Saved entries:
####################

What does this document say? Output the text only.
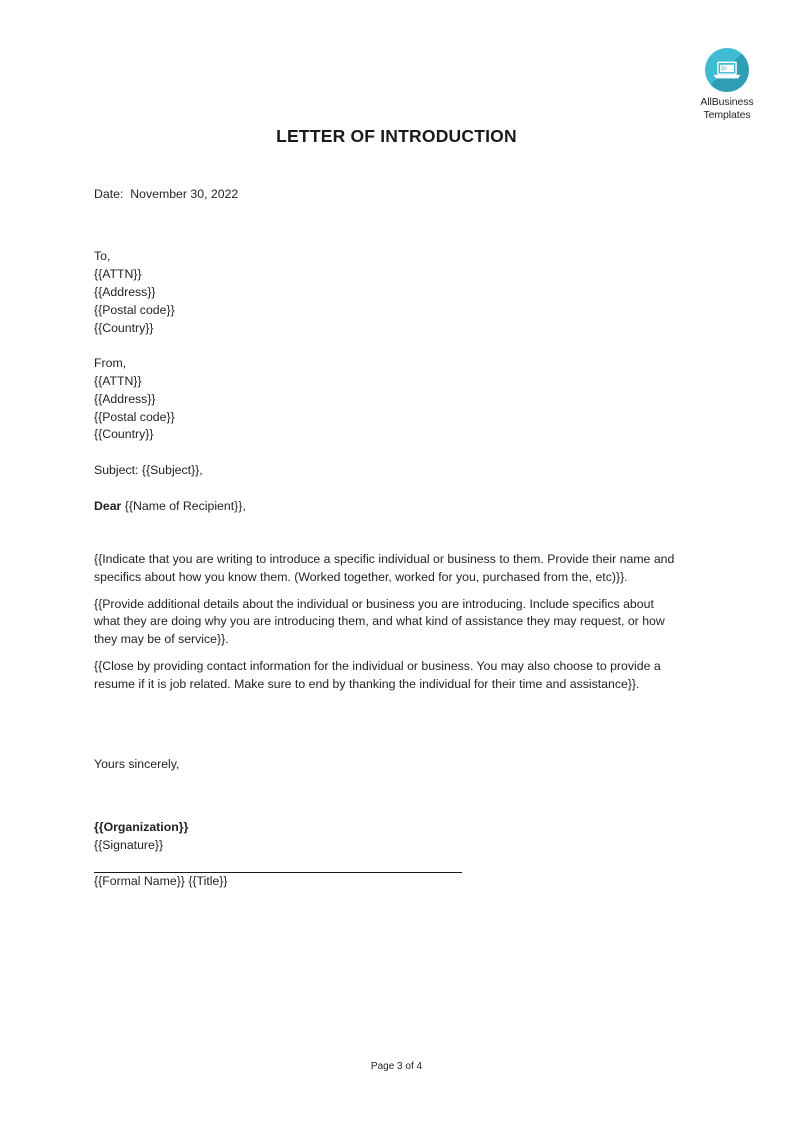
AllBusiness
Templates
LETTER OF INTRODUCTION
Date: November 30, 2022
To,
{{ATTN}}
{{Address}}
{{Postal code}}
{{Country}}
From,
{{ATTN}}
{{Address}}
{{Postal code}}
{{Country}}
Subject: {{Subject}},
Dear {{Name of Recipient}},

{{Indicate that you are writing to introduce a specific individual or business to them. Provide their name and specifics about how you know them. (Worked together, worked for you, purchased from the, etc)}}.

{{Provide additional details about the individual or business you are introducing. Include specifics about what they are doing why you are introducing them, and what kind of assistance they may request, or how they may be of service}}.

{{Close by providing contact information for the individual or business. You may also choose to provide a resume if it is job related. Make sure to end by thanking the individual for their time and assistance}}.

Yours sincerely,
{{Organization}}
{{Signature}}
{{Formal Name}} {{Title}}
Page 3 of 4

####################

BRIEF =
Pictures are to be left out; all else in the entries above is to be quoted exactly.

RESULT =
What does this document say? Output the text only.
AllBusiness
Templates
LETTER OF INTRODUCTION
Date: November 30, 2022
To,
{{ATTN}}
{{Address}}
{{Postal code}}
{{Country}}
From,
{{ATTN}}
{{Address}}
{{Postal code}}
{{Country}}
Subject: {{Subject}},
Dear {{Name of Recipient}},

{{Indicate that you are writing to introduce a specific individual or business to them. Provide their name and specifics about how you know them. (Worked together, worked for you, purchased from the, etc)}}.

{{Provide additional details about the individual or business you are introducing. Include specifics about what they are doing why you are introducing them, and what kind of assistance they may request, or how they may be of service}}.

{{Close by providing contact information for the individual or business. You may also choose to provide a resume if it is job related. Make sure to end by thanking the individual for their time and assistance}}.

Yours sincerely,
{{Organization}}
{{Signature}}
{{Formal Name}} {{Title}}
Page 3 of 4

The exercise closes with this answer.